## [Task goal]
Filter the entries below, keeping every line that has the word "name".

## [Provided records]
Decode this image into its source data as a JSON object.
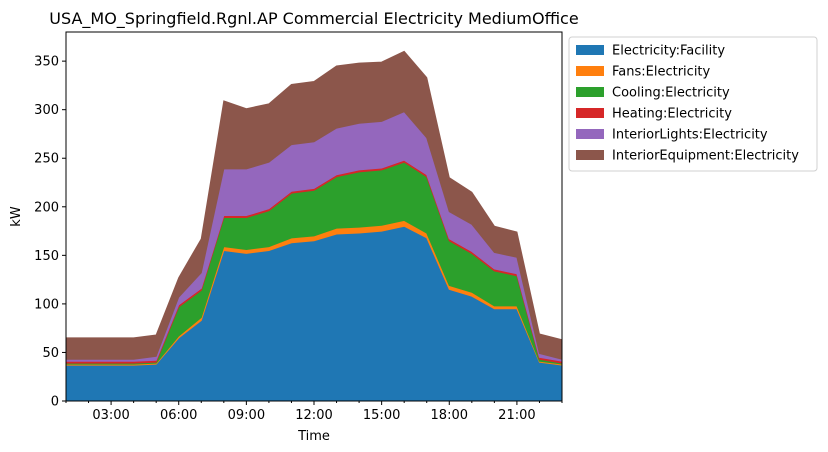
{
  "chart_data": {
    "type": "area",
    "stacked": true,
    "title": "USA_MO_Springfield.Rgnl.AP Commercial Electricity MediumOffice",
    "xlabel": "Time",
    "ylabel": "kW",
    "x": [
      "01:00",
      "02:00",
      "03:00",
      "04:00",
      "05:00",
      "06:00",
      "07:00",
      "08:00",
      "09:00",
      "10:00",
      "11:00",
      "12:00",
      "13:00",
      "14:00",
      "15:00",
      "16:00",
      "17:00",
      "18:00",
      "19:00",
      "20:00",
      "21:00",
      "22:00",
      "23:00"
    ],
    "x_ticks": [
      "03:00",
      "06:00",
      "09:00",
      "12:00",
      "15:00",
      "18:00",
      "21:00"
    ],
    "xlim": [
      "01:00",
      "23:00"
    ],
    "ylim": [
      0,
      380
    ],
    "y_ticks": [
      0,
      50,
      100,
      150,
      200,
      250,
      300,
      350
    ],
    "grid": false,
    "legend_position": "outside-top-right",
    "series": [
      {
        "name": "Electricity:Facility",
        "color": "#1f77b4",
        "values": [
          37,
          37,
          37,
          37,
          38,
          65,
          83,
          155,
          152,
          155,
          163,
          165,
          172,
          173,
          175,
          180,
          168,
          115,
          108,
          95,
          95,
          40,
          37
        ]
      },
      {
        "name": "Fans:Electricity",
        "color": "#ff7f0e",
        "values": [
          1,
          1,
          1,
          1,
          1,
          2,
          3,
          4,
          4,
          4,
          5,
          5,
          6,
          6,
          6,
          6,
          5,
          4,
          4,
          3,
          3,
          1,
          1
        ]
      },
      {
        "name": "Cooling:Electricity",
        "color": "#2ca02c",
        "values": [
          1,
          1,
          1,
          1,
          1,
          30,
          28,
          30,
          33,
          37,
          46,
          47,
          53,
          57,
          57,
          60,
          58,
          46,
          40,
          36,
          31,
          2,
          1
        ]
      },
      {
        "name": "Heating:Electricity",
        "color": "#d62728",
        "values": [
          2,
          2,
          2,
          2,
          2,
          2,
          2,
          2,
          2,
          2,
          2,
          2,
          2,
          2,
          2,
          2,
          2,
          2,
          2,
          2,
          2,
          2,
          2
        ]
      },
      {
        "name": "InteriorLights:Electricity",
        "color": "#9467bd",
        "values": [
          2,
          2,
          2,
          2,
          4,
          8,
          16,
          48,
          48,
          48,
          48,
          48,
          48,
          48,
          48,
          50,
          38,
          28,
          28,
          17,
          17,
          4,
          2
        ]
      },
      {
        "name": "InteriorEquipment:Electricity",
        "color": "#8c564b",
        "values": [
          22,
          22,
          22,
          22,
          22,
          20,
          35,
          70,
          62,
          60,
          62,
          62,
          64,
          62,
          61,
          62,
          62,
          35,
          33,
          27,
          26,
          20,
          20
        ]
      }
    ]
  }
}
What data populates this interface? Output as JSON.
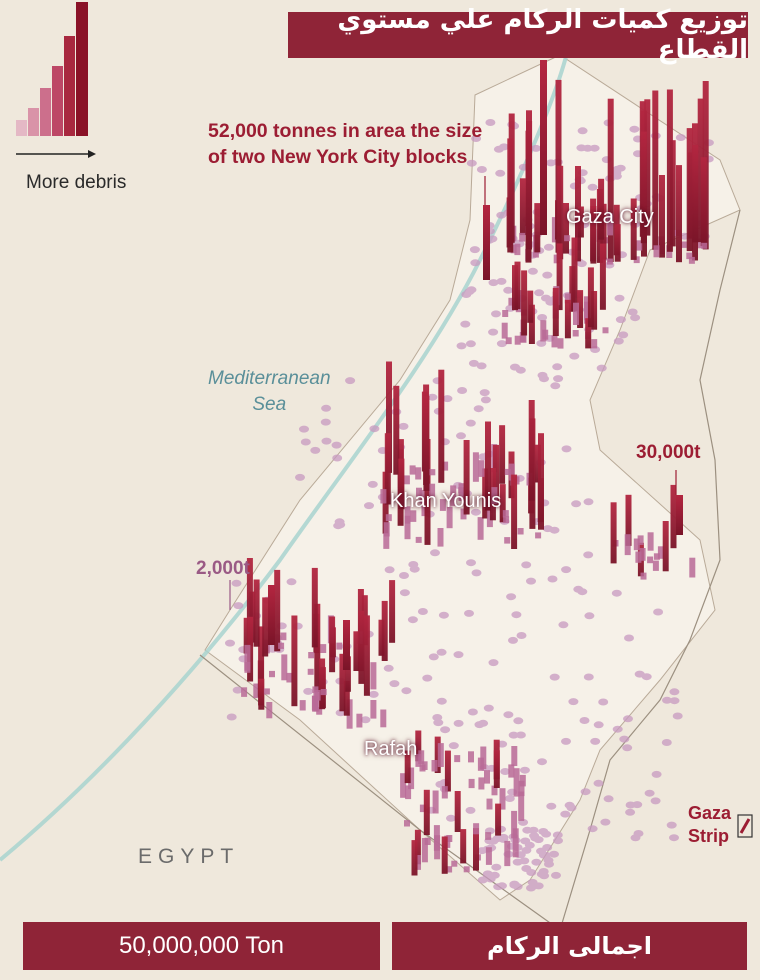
{
  "title": "توزيع كميات الركام علي مستوي القطاع",
  "legend": {
    "label": "More debris"
  },
  "annotations": {
    "large_block_line1": "52,000 tonnes in area the size",
    "large_block_line2": "of two New York City blocks",
    "value_30k": "30,000t",
    "value_2k": "2,000t"
  },
  "places": {
    "gaza_city": "Gaza City",
    "khan_younis": "Khan Younis",
    "rafah": "Rafah",
    "sea_line1": "Mediterranean",
    "sea_line2": "Sea",
    "egypt": "EGYPT",
    "gaza_strip_line1": "Gaza",
    "gaza_strip_line2": "Strip"
  },
  "totals": {
    "value": "50,000,000 Ton",
    "label": "اجمالى الركام"
  },
  "colors": {
    "background": "#efe8dc",
    "bar_accent": "#8f2437",
    "heavy_debris": "#9c1d33",
    "light_debris": "#c89ac0"
  }
}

## [Task result]
        "name": "Electricity:Facility",
        "name": "Fans:Electricity",
        "name": "Cooling:Electricity",
        "name": "Heating:Electricity",
        "name": "InteriorLights:Electricity",
        "name": "InteriorEquipment:Electricity",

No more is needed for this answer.